• _WRITTEN PROBLEM_: Every line with the string "JSON" should be gathered.
===============
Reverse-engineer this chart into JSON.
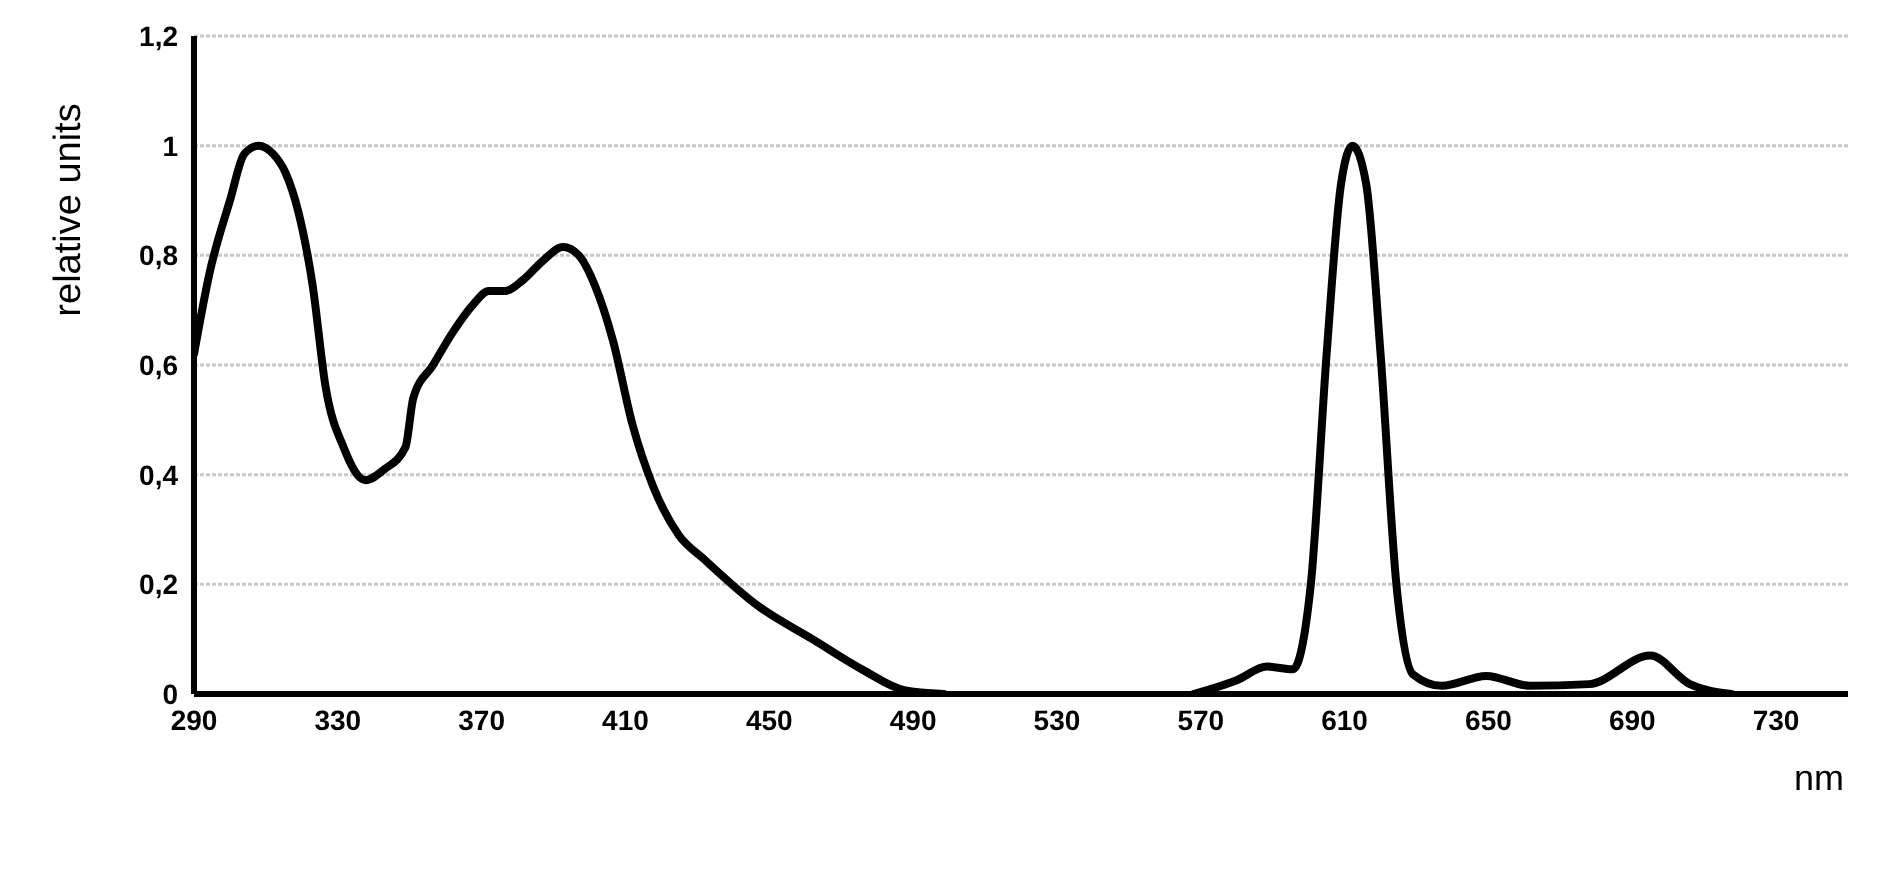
{
  "chart_data": {
    "type": "line",
    "xlabel": "nm",
    "ylabel": "relative units",
    "x": [
      290,
      294.4,
      300,
      304,
      308,
      312,
      315.5,
      319,
      323,
      326.6,
      331.6,
      337.7,
      343,
      348.8,
      351,
      356.5,
      362,
      367.6,
      372,
      376.5,
      381.5,
      387,
      392.6,
      397,
      401.5,
      406.5,
      412,
      417.6,
      424.8,
      432,
      447,
      462,
      476,
      487.5,
      498.5,
      535,
      568,
      580,
      588.4,
      595.6,
      600.6,
      605,
      609,
      612.2,
      616,
      620,
      624.4,
      629,
      637,
      649.4,
      661.6,
      678,
      695,
      706,
      717.6
    ],
    "series": [
      {
        "color": "#000000",
        "values": [
          0.62,
          0.77,
          0.9,
          0.985,
          1.0,
          0.985,
          0.95,
          0.88,
          0.745,
          0.56,
          0.45,
          0.39,
          0.41,
          0.45,
          0.54,
          0.6,
          0.66,
          0.71,
          0.735,
          0.735,
          0.755,
          0.79,
          0.815,
          0.8,
          0.745,
          0.645,
          0.49,
          0.38,
          0.29,
          0.245,
          0.16,
          0.1,
          0.044,
          0.007,
          0,
          null,
          0,
          0.025,
          0.05,
          0.045,
          0.2,
          0.62,
          0.93,
          1.0,
          0.93,
          0.62,
          0.2,
          0.036,
          0.015,
          0.033,
          0.015,
          0.018,
          0.07,
          0.018,
          0
        ]
      }
    ],
    "xlim": [
      290,
      750
    ],
    "xticks": [
      290,
      330,
      370,
      410,
      450,
      490,
      530,
      570,
      610,
      650,
      690,
      730
    ],
    "ylim": [
      0,
      1.2
    ],
    "yticks": [
      0,
      {
        "value": 0.2,
        "label": "0,2"
      },
      {
        "value": 0.4,
        "label": "0,4"
      },
      {
        "value": 0.6,
        "label": "0,6"
      },
      {
        "value": 0.8,
        "label": "0,8"
      },
      1,
      {
        "value": 1.2,
        "label": "1,2"
      }
    ],
    "grid": "y"
  }
}
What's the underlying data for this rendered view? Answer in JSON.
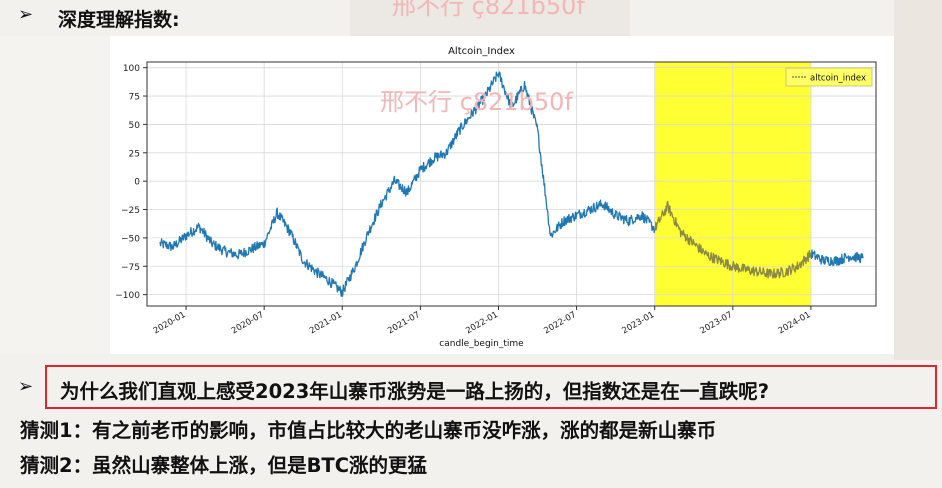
{
  "heading": "深度理解指数:",
  "watermark": "邢不行 ç821b50f",
  "question": "为什么我们直观上感受2023年山寨币涨势是一路上扬的，但指数还是在一直跌呢?",
  "guess1": "猜测1：有之前老币的影响，市值占比较大的老山寨币没咋涨，涨的都是新山寨币",
  "guess2": "猜测2：虽然山寨整体上涨，但是BTC涨的更猛",
  "bullet_symbol": "➢",
  "colors": {
    "line": "#1f77b4",
    "highlight": "#ffff33",
    "highlight_line": "#8a8a44",
    "question_border": "#e0262a"
  },
  "chart_data": {
    "type": "line",
    "title": "Altcoin_Index",
    "xlabel": "candle_begin_time",
    "ylabel": "",
    "ylim": [
      -110,
      105
    ],
    "yticks": [
      100,
      75,
      50,
      25,
      0,
      -25,
      -50,
      -75,
      -100
    ],
    "ytick_labels": [
      "100",
      "75",
      "50",
      "25",
      "0",
      "−25",
      "−50",
      "−75",
      "−100"
    ],
    "xticks": [
      "2020-01",
      "2020-07",
      "2021-01",
      "2021-07",
      "2022-01",
      "2022-07",
      "2023-01",
      "2023-07",
      "2024-01"
    ],
    "xlim": [
      "2019-10",
      "2024-06"
    ],
    "grid": true,
    "legend": {
      "entries": [
        "altcoin_index"
      ],
      "placement": "top-right"
    },
    "highlight_range": [
      "2023-01",
      "2024-01"
    ],
    "series": [
      {
        "name": "altcoin_index",
        "x": [
          "2019-11",
          "2019-12",
          "2020-01",
          "2020-02",
          "2020-03",
          "2020-04",
          "2020-05",
          "2020-06",
          "2020-07",
          "2020-08",
          "2020-09",
          "2020-10",
          "2020-11",
          "2020-12",
          "2021-01",
          "2021-02",
          "2021-03",
          "2021-04",
          "2021-05",
          "2021-06",
          "2021-07",
          "2021-08",
          "2021-09",
          "2021-10",
          "2021-11",
          "2021-12",
          "2022-01",
          "2022-02",
          "2022-03",
          "2022-04",
          "2022-05",
          "2022-06",
          "2022-07",
          "2022-08",
          "2022-09",
          "2022-10",
          "2022-11",
          "2022-12",
          "2023-01",
          "2023-02",
          "2023-03",
          "2023-04",
          "2023-05",
          "2023-06",
          "2023-07",
          "2023-08",
          "2023-09",
          "2023-10",
          "2023-11",
          "2023-12",
          "2024-01",
          "2024-02",
          "2024-03",
          "2024-04",
          "2024-05"
        ],
        "values": [
          -55,
          -58,
          -48,
          -40,
          -55,
          -62,
          -65,
          -60,
          -55,
          -28,
          -45,
          -70,
          -80,
          -88,
          -98,
          -75,
          -45,
          -20,
          0,
          -10,
          10,
          20,
          25,
          45,
          60,
          75,
          95,
          65,
          85,
          45,
          -48,
          -35,
          -30,
          -25,
          -20,
          -30,
          -35,
          -30,
          -42,
          -22,
          -45,
          -55,
          -65,
          -70,
          -75,
          -78,
          -80,
          -82,
          -80,
          -75,
          -64,
          -70,
          -70,
          -66,
          -68
        ]
      }
    ]
  }
}
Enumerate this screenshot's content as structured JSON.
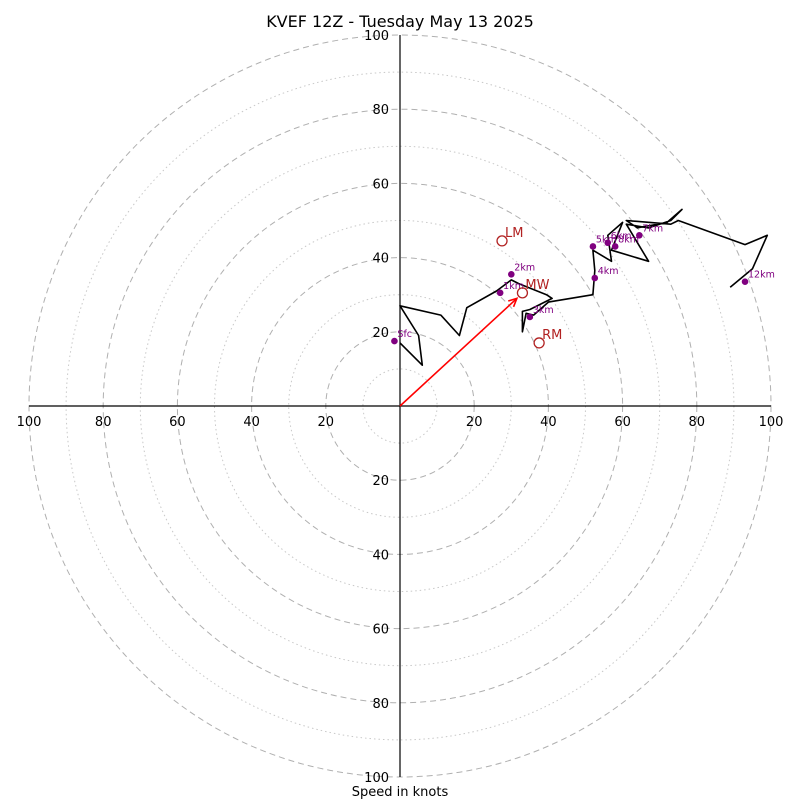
{
  "chart_data": {
    "type": "hodograph",
    "title": "KVEF 12Z - Tuesday May 13 2025",
    "xlabel": "Speed in knots",
    "rings_major": [
      20,
      40,
      60,
      80,
      100
    ],
    "rings_minor": [
      10,
      30,
      50,
      70,
      90
    ],
    "ticks": [
      20,
      40,
      60,
      80,
      100
    ],
    "range": 100,
    "trace": [
      [
        0,
        17
      ],
      [
        6,
        11
      ],
      [
        5,
        19
      ],
      [
        0,
        27
      ],
      [
        11,
        24.5
      ],
      [
        16,
        19
      ],
      [
        18,
        26.5
      ],
      [
        26,
        31
      ],
      [
        30,
        34
      ],
      [
        32,
        33
      ],
      [
        39.5,
        30
      ],
      [
        41,
        29
      ],
      [
        35,
        26
      ],
      [
        33,
        25.5
      ],
      [
        33,
        20
      ],
      [
        34,
        25
      ],
      [
        36,
        24.5
      ],
      [
        40,
        28
      ],
      [
        52,
        30
      ],
      [
        52.5,
        36.5
      ],
      [
        52,
        42
      ],
      [
        57,
        39
      ],
      [
        56,
        46
      ],
      [
        60,
        49.5
      ],
      [
        57,
        42
      ],
      [
        67,
        39
      ],
      [
        61,
        49
      ],
      [
        67,
        48
      ],
      [
        73,
        50
      ],
      [
        76,
        53
      ],
      [
        72,
        49.5
      ],
      [
        64,
        48
      ],
      [
        61,
        50
      ],
      [
        73,
        49
      ],
      [
        75,
        50
      ],
      [
        93,
        43.5
      ],
      [
        99,
        46
      ],
      [
        95,
        37
      ],
      [
        89,
        32
      ]
    ],
    "points": [
      {
        "label": "Sfc",
        "u": -1.5,
        "v": 17.5
      },
      {
        "label": "1km",
        "u": 27,
        "v": 30.5
      },
      {
        "label": "2km",
        "u": 30,
        "v": 35.5
      },
      {
        "label": "3km",
        "u": 35,
        "v": 24
      },
      {
        "label": "4km",
        "u": 52.5,
        "v": 34.5
      },
      {
        "label": "5km",
        "u": 52,
        "v": 43
      },
      {
        "label": "6km",
        "u": 56,
        "v": 44
      },
      {
        "label": "8km",
        "u": 58,
        "v": 43
      },
      {
        "label": "7km",
        "u": 64.5,
        "v": 46
      },
      {
        "label": "12km",
        "u": 93,
        "v": 33.5
      }
    ],
    "motions": [
      {
        "label": "LM",
        "u": 27.5,
        "v": 44.5
      },
      {
        "label": "MW",
        "u": 33,
        "v": 30.5
      },
      {
        "label": "RM",
        "u": 37.5,
        "v": 17
      }
    ],
    "storm_vector": {
      "u": 31.5,
      "v": 29
    },
    "colors": {
      "trace": "#000000",
      "points": "#800080",
      "motions": "#b22222",
      "storm_vector": "#ff0000"
    }
  }
}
===============
• _REPLY TO THE TASK_:
Reverse-engineer this chart into JSON.
What's the underlying data for this rendered view? Answer in JSON.
Enumerate this screenshot's content as structured JSON.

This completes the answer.